To do: All lines in which the word "Temp" occurs are to be extracted.
------ Material shown ------
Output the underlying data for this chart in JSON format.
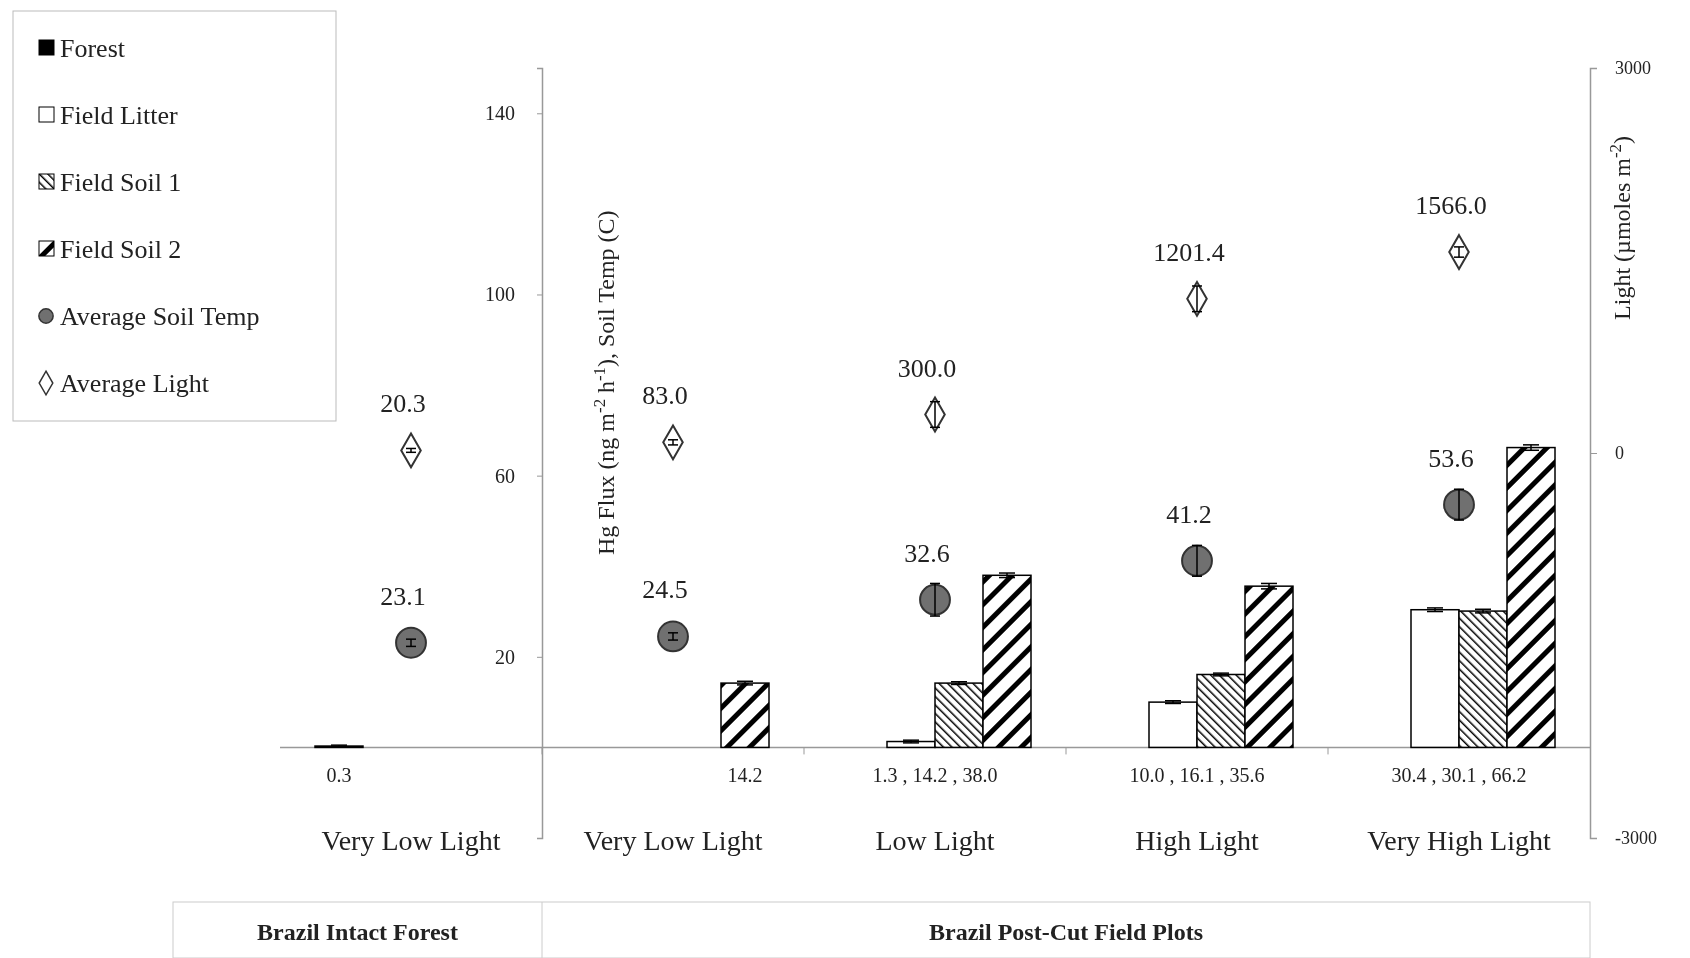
{
  "chart_data": {
    "type": "bar",
    "ylabel": "Hg Flux (ng m$^{-2}$ h$^{-1}$), Soil Temp (C)",
    "y2label": "Light (µmoles m$^{-2}$)",
    "categories": [
      "Very Low Light",
      "Very Low Light",
      "Low Light",
      "High Light",
      "Very High Light"
    ],
    "series": [
      {
        "name": "Forest",
        "color": "#000000",
        "values": [
          0.3,
          null,
          null,
          null,
          null
        ],
        "errors": [
          0.2,
          null,
          null,
          null,
          null
        ],
        "value_labels": [
          "0.3",
          null,
          null,
          null,
          null
        ]
      },
      {
        "name": "Field Litter",
        "color": "#ffffff",
        "values": [
          null,
          null,
          1.3,
          10.0,
          30.4
        ],
        "errors": [
          null,
          null,
          0.3,
          0.3,
          0.4
        ],
        "value_labels": [
          null,
          null,
          "1.3 ,",
          "10.0 ,",
          "30.4 ,"
        ]
      },
      {
        "name": "Field Soil 1",
        "color": "#000000",
        "values": [
          null,
          null,
          14.2,
          16.1,
          30.1
        ],
        "errors": [
          null,
          null,
          0.3,
          0.3,
          0.4
        ],
        "value_labels": [
          null,
          null,
          "14.2 ,",
          "16.1 ,",
          "30.1 ,"
        ]
      },
      {
        "name": "Field Soil 2",
        "color": "#000000",
        "values": [
          null,
          14.2,
          38.0,
          35.6,
          66.2
        ],
        "errors": [
          null,
          0.4,
          0.5,
          0.6,
          0.6
        ],
        "value_labels": [
          null,
          "14.2",
          "38.0",
          "35.6",
          "66.2"
        ]
      },
      {
        "name": "Average Soil Temp",
        "type": "scatter",
        "marker": "circle",
        "color": "#707070",
        "values": [
          23.1,
          24.5,
          32.6,
          41.2,
          53.6
        ],
        "errors": [
          0.8,
          0.8,
          3.6,
          3.4,
          3.4
        ],
        "value_labels": [
          "23.1",
          "24.5",
          "32.6",
          "41.2",
          "53.6"
        ]
      },
      {
        "name": "Average Light",
        "type": "scatter",
        "marker": "diamond",
        "axis": "y2",
        "color": "#ffffff",
        "values": [
          20.3,
          83.0,
          300.0,
          1201.4,
          1566.0
        ],
        "errors": [
          15,
          20,
          100,
          100,
          40
        ],
        "value_labels": [
          "20.3",
          "83.0",
          "300.0",
          "1201.4",
          "1566.0"
        ]
      }
    ],
    "ylim": [
      -20,
      150
    ],
    "yticks": [
      20,
      60,
      100,
      140
    ],
    "y2lim": [
      -3000,
      3000
    ],
    "y2ticks": [
      -3000,
      0,
      3000
    ],
    "legend": "top left",
    "annotations": [
      "Brazil Intact Forest",
      "Brazil Post-Cut Field Plots"
    ]
  }
}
------
Problem solution:
    "ylabel": "Hg Flux (ng m$^{-2}$ h$^{-1}$), Soil Temp (C)",
        "name": "Average Soil Temp",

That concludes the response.